» **STATED EXERCISE**
Below you will find a set of lines. Repeat them all exactly.

Stored items:
━━━━

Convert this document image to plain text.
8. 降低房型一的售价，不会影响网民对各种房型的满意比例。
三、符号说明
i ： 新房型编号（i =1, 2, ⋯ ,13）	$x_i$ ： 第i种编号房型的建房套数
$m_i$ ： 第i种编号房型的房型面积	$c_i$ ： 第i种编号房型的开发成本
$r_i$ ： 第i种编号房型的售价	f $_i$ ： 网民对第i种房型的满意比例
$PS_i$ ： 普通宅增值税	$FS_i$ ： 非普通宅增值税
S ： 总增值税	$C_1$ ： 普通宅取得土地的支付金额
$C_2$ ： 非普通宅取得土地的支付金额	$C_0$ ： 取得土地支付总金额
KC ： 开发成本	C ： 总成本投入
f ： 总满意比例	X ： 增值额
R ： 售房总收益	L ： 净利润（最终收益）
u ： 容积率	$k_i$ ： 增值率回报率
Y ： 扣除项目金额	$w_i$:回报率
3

━━━━

» **EXERCISE RESULT**
Convert this document image to plain text.
8. 降低房型一的售价，不会影响网民对各种房型的满意比例。
三、符号说明
i ： 新房型编号（i =1, 2, ⋯ ,13）	$x_i$ ： 第i种编号房型的建房套数
$m_i$ ： 第i种编号房型的房型面积	$c_i$ ： 第i种编号房型的开发成本
$r_i$ ： 第i种编号房型的售价	f $_i$ ： 网民对第i种房型的满意比例
$PS_i$ ： 普通宅增值税	$FS_i$ ： 非普通宅增值税
S ： 总增值税	$C_1$ ： 普通宅取得土地的支付金额
$C_2$ ： 非普通宅取得土地的支付金额	$C_0$ ： 取得土地支付总金额
KC ： 开发成本	C ： 总成本投入
f ： 总满意比例	X ： 增值额
R ： 售房总收益	L ： 净利润（最终收益）
u ： 容积率	$k_i$ ： 增值率回报率
Y ： 扣除项目金额	$w_i$:回报率
3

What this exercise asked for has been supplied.